Source document:
* START *
Studio album by Steeleye Span
- Released: March 1971
- Recorded: Late 1970
- Studio: Sound Techniques, London
- Genre: British folk rock
- Length: 41:39
- Label: B&C (UK) Big Tree (US) Mooncrest (1st UK reissue) Chrysalis (UK & US reissue)
- Producer: Sandy Roberton

Steeleye Span chronology
| Hark! The Village Wait (1970) | Please to See the King (1971) | Ten Man Mop, or Mr. Reservoir Butler Rides Again (1971) |

= Please to See the King =

Please to See the King is the second album by Steeleye Span, released in 1971. A major personnel change following their previous effort, Hark! The Village Wait, brought about a substantial change in their overall sound, including a lack of drums and the replacement of one female vocalist with a male vocalist. The band even reprised a song from their debut, "The Blacksmith", with a strikingly different arrangement making extensive use of syncopation. Re-recording songs would be a minor theme in Steeleye's output over the years, with the band eventually releasing an entire album of reprises, Present – The Very Best of Steeleye Span.
* END *
Data excerpt:
* START *
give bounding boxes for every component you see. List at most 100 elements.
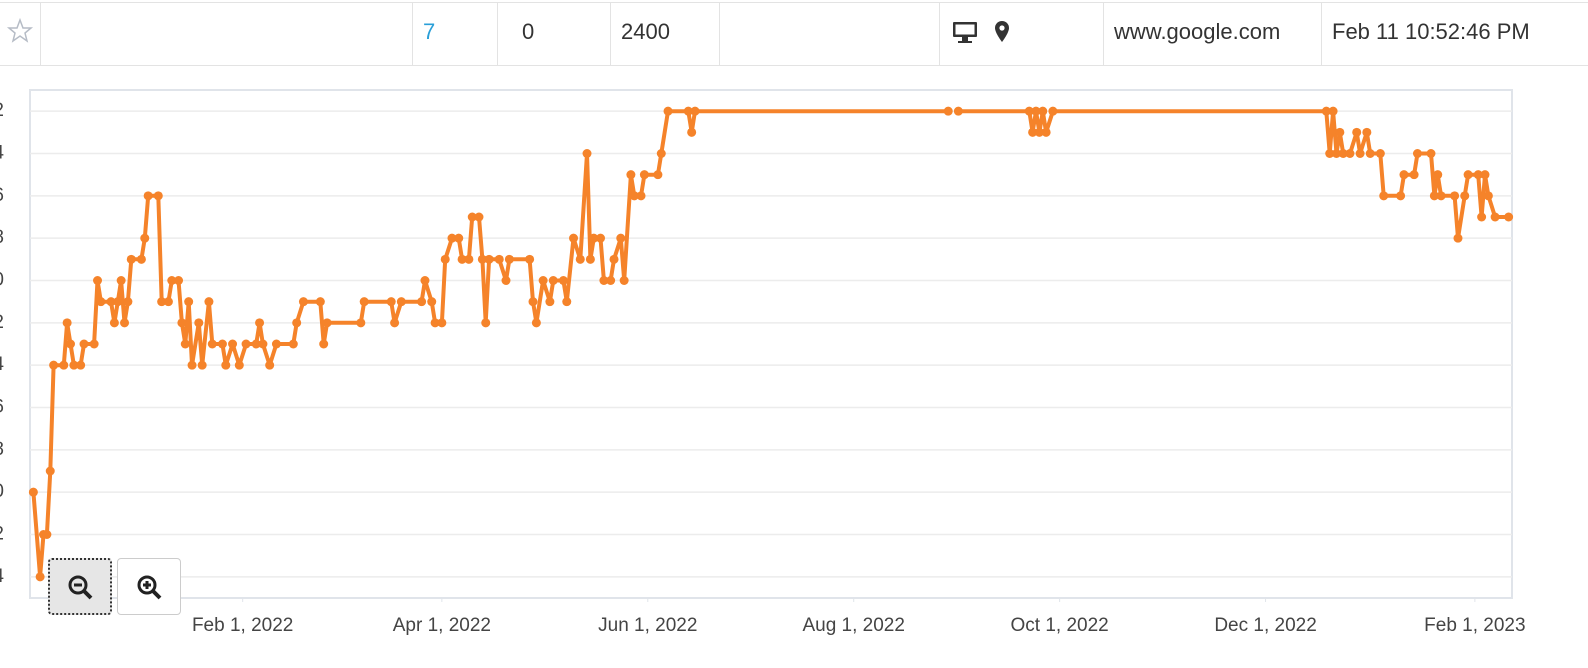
* END *
Problems to solve:
1. Render this sentence from the article on Please to See the King into French: "Please to See the King is the second album by Steeleye Span, released in 1971."
2. Decide whether each statement agrees with the article on Please to See the King. Answer yes or no for each, quoting the words of the article that settle it.
(a) The album was recorded at a London studio.
(b) The band's new version of "The Blacksmith" kept an arrangement close to the original.
(c) The lineup change left the band's sound without drums.
3. Proceed with the article on Please to See the King, picking up after its final sentence.

Outputs by task:
1. Please to See the King est le deuxième album de Steeleye Span, sorti en 1971.

2.
(a) Yes: "Studio: Sound Techniques, London"
(b) No: "with a strikingly different arrangement making extensive use of syncopation"
(c) Yes: "including a lack of drums"

3.
The title of the album is derived from the "Cutty Wren" ceremony. A wren in a cage is paraded as if it were a king. This rite was carried out on 26 December, Saint Stephen's Day, and is connected to early Christmas celebrations. The song "The King", appearing on the album, addresses this, and is often performed as a Christmas carol. Steeleye Span returned to this subject on Live at Last with "Hunting the Wren" and on Time with the song "The Cutty Wren". The custom of Wrenboys is mostly associated with Ireland, but it has been recently revived in England. The song was collected in the village of Hook, Pembrokeshire by Andrew Nisbet and passed to Martin Carthy in 1966, who first recorded it on his album with Dave Swarbrick before joining Steeleye Span. Andrew was a member of The Derby Rams (the resident folk group at Swansea University) who also performed the song.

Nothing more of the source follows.